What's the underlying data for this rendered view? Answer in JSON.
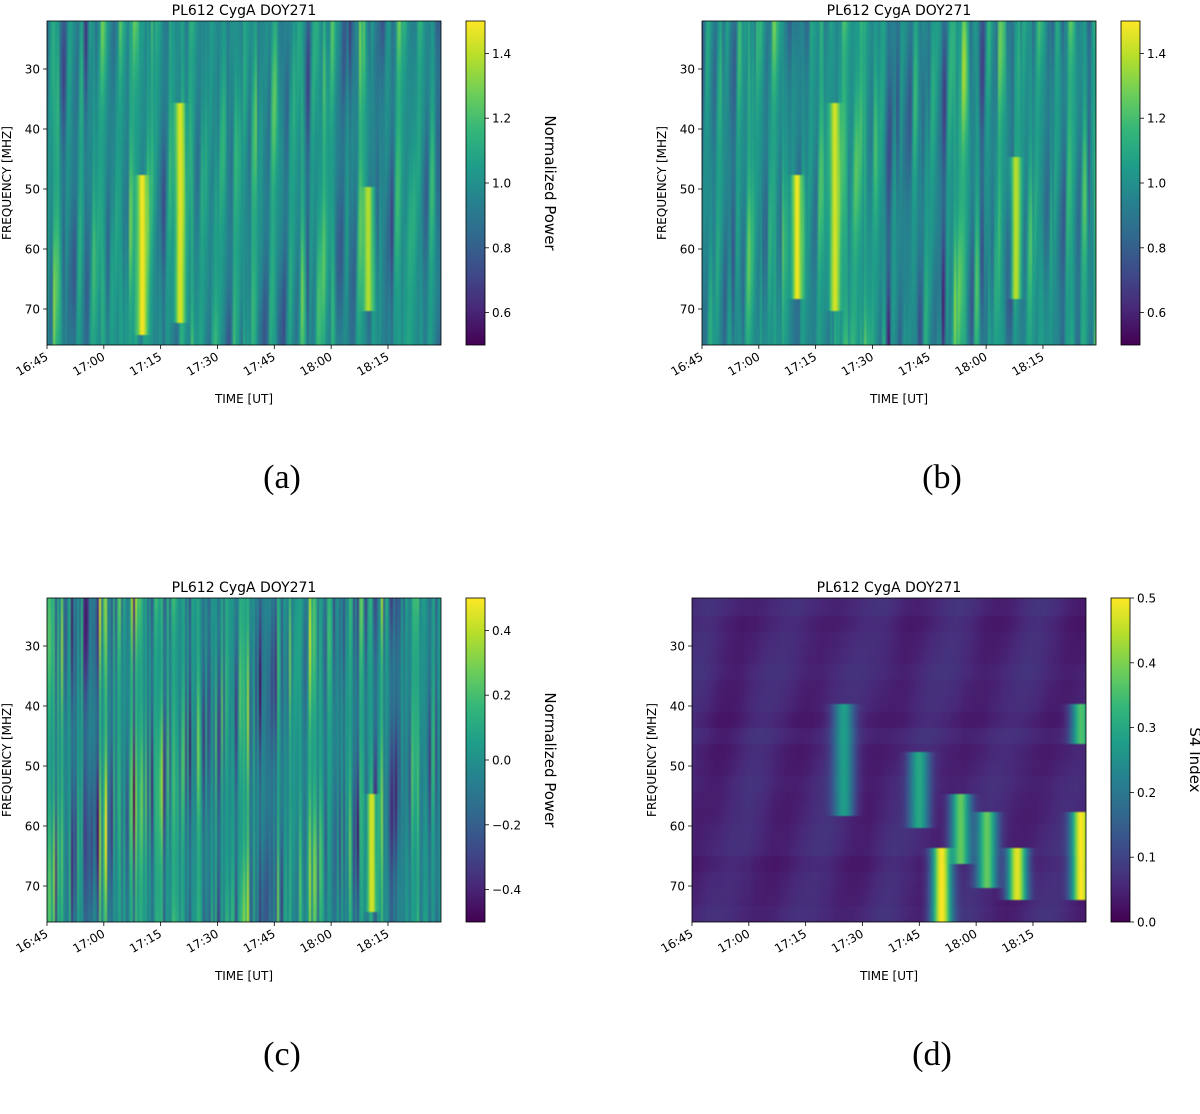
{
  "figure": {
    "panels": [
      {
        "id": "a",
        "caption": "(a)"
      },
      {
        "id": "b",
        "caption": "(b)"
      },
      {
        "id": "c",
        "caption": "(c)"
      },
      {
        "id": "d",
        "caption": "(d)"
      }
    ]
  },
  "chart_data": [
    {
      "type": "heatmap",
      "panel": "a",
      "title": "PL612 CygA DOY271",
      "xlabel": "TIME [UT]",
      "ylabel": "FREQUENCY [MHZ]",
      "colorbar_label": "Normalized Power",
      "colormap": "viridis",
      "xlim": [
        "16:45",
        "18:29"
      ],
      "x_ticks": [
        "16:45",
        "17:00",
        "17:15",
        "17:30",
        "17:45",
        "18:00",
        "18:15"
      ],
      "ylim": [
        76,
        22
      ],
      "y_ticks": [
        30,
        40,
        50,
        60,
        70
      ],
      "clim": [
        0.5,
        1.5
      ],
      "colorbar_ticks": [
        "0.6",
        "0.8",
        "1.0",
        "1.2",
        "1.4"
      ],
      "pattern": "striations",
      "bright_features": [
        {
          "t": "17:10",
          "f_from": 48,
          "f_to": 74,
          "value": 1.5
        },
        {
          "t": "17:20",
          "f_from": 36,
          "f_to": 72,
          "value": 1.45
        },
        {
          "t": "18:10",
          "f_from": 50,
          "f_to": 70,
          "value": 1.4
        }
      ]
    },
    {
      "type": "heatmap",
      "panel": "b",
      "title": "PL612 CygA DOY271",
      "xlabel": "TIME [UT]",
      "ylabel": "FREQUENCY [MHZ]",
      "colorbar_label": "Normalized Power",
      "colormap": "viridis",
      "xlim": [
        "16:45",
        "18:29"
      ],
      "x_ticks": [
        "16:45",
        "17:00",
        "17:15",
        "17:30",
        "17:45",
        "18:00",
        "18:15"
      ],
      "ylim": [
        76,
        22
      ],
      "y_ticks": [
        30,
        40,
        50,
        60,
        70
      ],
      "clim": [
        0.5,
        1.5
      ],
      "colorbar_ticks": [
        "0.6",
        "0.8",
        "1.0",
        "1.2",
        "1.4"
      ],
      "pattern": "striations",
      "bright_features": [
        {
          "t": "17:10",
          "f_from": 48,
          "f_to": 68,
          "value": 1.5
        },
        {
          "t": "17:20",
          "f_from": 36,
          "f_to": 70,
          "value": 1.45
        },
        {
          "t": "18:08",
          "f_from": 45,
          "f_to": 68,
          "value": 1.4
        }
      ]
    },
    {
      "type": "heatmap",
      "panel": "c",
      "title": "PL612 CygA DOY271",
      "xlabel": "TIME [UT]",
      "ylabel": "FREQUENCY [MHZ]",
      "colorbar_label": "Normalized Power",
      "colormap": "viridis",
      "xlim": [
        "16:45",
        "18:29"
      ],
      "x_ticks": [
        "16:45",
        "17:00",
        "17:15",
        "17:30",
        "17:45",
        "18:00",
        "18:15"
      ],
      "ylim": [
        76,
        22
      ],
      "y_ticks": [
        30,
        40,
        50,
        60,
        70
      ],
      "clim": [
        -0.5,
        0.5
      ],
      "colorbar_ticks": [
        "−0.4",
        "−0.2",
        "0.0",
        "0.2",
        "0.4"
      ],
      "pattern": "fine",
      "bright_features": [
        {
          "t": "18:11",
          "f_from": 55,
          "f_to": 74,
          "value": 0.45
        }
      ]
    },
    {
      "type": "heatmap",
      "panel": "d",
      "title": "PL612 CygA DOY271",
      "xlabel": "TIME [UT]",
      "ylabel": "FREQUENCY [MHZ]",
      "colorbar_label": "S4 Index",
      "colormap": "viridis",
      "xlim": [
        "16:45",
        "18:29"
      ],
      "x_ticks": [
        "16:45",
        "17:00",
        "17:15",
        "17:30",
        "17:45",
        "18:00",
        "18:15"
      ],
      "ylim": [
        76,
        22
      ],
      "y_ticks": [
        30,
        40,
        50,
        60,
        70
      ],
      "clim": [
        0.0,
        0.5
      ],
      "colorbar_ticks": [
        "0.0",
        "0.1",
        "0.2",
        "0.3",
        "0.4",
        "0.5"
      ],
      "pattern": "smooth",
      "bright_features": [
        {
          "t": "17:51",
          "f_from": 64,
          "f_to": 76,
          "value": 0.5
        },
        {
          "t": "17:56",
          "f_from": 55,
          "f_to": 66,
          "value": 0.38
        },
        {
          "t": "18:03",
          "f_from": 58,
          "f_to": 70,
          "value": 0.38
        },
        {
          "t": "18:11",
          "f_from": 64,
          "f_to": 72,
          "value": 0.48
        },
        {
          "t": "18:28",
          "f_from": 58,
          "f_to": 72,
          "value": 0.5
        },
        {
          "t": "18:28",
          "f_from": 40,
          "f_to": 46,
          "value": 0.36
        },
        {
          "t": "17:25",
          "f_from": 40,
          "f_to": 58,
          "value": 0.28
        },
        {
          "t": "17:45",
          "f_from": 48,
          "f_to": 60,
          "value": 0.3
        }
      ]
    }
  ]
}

__Task to carry out__.
Omit every picture, then reproduce the rest of the listing exactly.

__Solution to the problem__.
What's the underlying data for this rendered view? Answer in JSON.
{
  "figure": {
    "panels": [
      {
        "id": "a",
        "caption": "(a)"
      },
      {
        "id": "b",
        "caption": "(b)"
      },
      {
        "id": "c",
        "caption": "(c)"
      },
      {
        "id": "d",
        "caption": "(d)"
      }
    ]
  },
  "chart_data": [
    {
      "type": "heatmap",
      "panel": "a",
      "title": "PL612 CygA DOY271",
      "xlabel": "TIME [UT]",
      "ylabel": "FREQUENCY [MHZ]",
      "colorbar_label": "Normalized Power",
      "colormap": "viridis",
      "xlim": [
        "16:45",
        "18:29"
      ],
      "x_ticks": [
        "16:45",
        "17:00",
        "17:15",
        "17:30",
        "17:45",
        "18:00",
        "18:15"
      ],
      "ylim": [
        76,
        22
      ],
      "y_ticks": [
        30,
        40,
        50,
        60,
        70
      ],
      "clim": [
        0.5,
        1.5
      ],
      "colorbar_ticks": [
        "0.6",
        "0.8",
        "1.0",
        "1.2",
        "1.4"
      ],
      "pattern": "striations",
      "bright_features": [
        {
          "t": "17:10",
          "f_from": 48,
          "f_to": 74,
          "value": 1.5
        },
        {
          "t": "17:20",
          "f_from": 36,
          "f_to": 72,
          "value": 1.45
        },
        {
          "t": "18:10",
          "f_from": 50,
          "f_to": 70,
          "value": 1.4
        }
      ]
    },
    {
      "type": "heatmap",
      "panel": "b",
      "title": "PL612 CygA DOY271",
      "xlabel": "TIME [UT]",
      "ylabel": "FREQUENCY [MHZ]",
      "colorbar_label": "Normalized Power",
      "colormap": "viridis",
      "xlim": [
        "16:45",
        "18:29"
      ],
      "x_ticks": [
        "16:45",
        "17:00",
        "17:15",
        "17:30",
        "17:45",
        "18:00",
        "18:15"
      ],
      "ylim": [
        76,
        22
      ],
      "y_ticks": [
        30,
        40,
        50,
        60,
        70
      ],
      "clim": [
        0.5,
        1.5
      ],
      "colorbar_ticks": [
        "0.6",
        "0.8",
        "1.0",
        "1.2",
        "1.4"
      ],
      "pattern": "striations",
      "bright_features": [
        {
          "t": "17:10",
          "f_from": 48,
          "f_to": 68,
          "value": 1.5
        },
        {
          "t": "17:20",
          "f_from": 36,
          "f_to": 70,
          "value": 1.45
        },
        {
          "t": "18:08",
          "f_from": 45,
          "f_to": 68,
          "value": 1.4
        }
      ]
    },
    {
      "type": "heatmap",
      "panel": "c",
      "title": "PL612 CygA DOY271",
      "xlabel": "TIME [UT]",
      "ylabel": "FREQUENCY [MHZ]",
      "colorbar_label": "Normalized Power",
      "colormap": "viridis",
      "xlim": [
        "16:45",
        "18:29"
      ],
      "x_ticks": [
        "16:45",
        "17:00",
        "17:15",
        "17:30",
        "17:45",
        "18:00",
        "18:15"
      ],
      "ylim": [
        76,
        22
      ],
      "y_ticks": [
        30,
        40,
        50,
        60,
        70
      ],
      "clim": [
        -0.5,
        0.5
      ],
      "colorbar_ticks": [
        "−0.4",
        "−0.2",
        "0.0",
        "0.2",
        "0.4"
      ],
      "pattern": "fine",
      "bright_features": [
        {
          "t": "18:11",
          "f_from": 55,
          "f_to": 74,
          "value": 0.45
        }
      ]
    },
    {
      "type": "heatmap",
      "panel": "d",
      "title": "PL612 CygA DOY271",
      "xlabel": "TIME [UT]",
      "ylabel": "FREQUENCY [MHZ]",
      "colorbar_label": "S4 Index",
      "colormap": "viridis",
      "xlim": [
        "16:45",
        "18:29"
      ],
      "x_ticks": [
        "16:45",
        "17:00",
        "17:15",
        "17:30",
        "17:45",
        "18:00",
        "18:15"
      ],
      "ylim": [
        76,
        22
      ],
      "y_ticks": [
        30,
        40,
        50,
        60,
        70
      ],
      "clim": [
        0.0,
        0.5
      ],
      "colorbar_ticks": [
        "0.0",
        "0.1",
        "0.2",
        "0.3",
        "0.4",
        "0.5"
      ],
      "pattern": "smooth",
      "bright_features": [
        {
          "t": "17:51",
          "f_from": 64,
          "f_to": 76,
          "value": 0.5
        },
        {
          "t": "17:56",
          "f_from": 55,
          "f_to": 66,
          "value": 0.38
        },
        {
          "t": "18:03",
          "f_from": 58,
          "f_to": 70,
          "value": 0.38
        },
        {
          "t": "18:11",
          "f_from": 64,
          "f_to": 72,
          "value": 0.48
        },
        {
          "t": "18:28",
          "f_from": 58,
          "f_to": 72,
          "value": 0.5
        },
        {
          "t": "18:28",
          "f_from": 40,
          "f_to": 46,
          "value": 0.36
        },
        {
          "t": "17:25",
          "f_from": 40,
          "f_to": 58,
          "value": 0.28
        },
        {
          "t": "17:45",
          "f_from": 48,
          "f_to": 60,
          "value": 0.3
        }
      ]
    }
  ]
}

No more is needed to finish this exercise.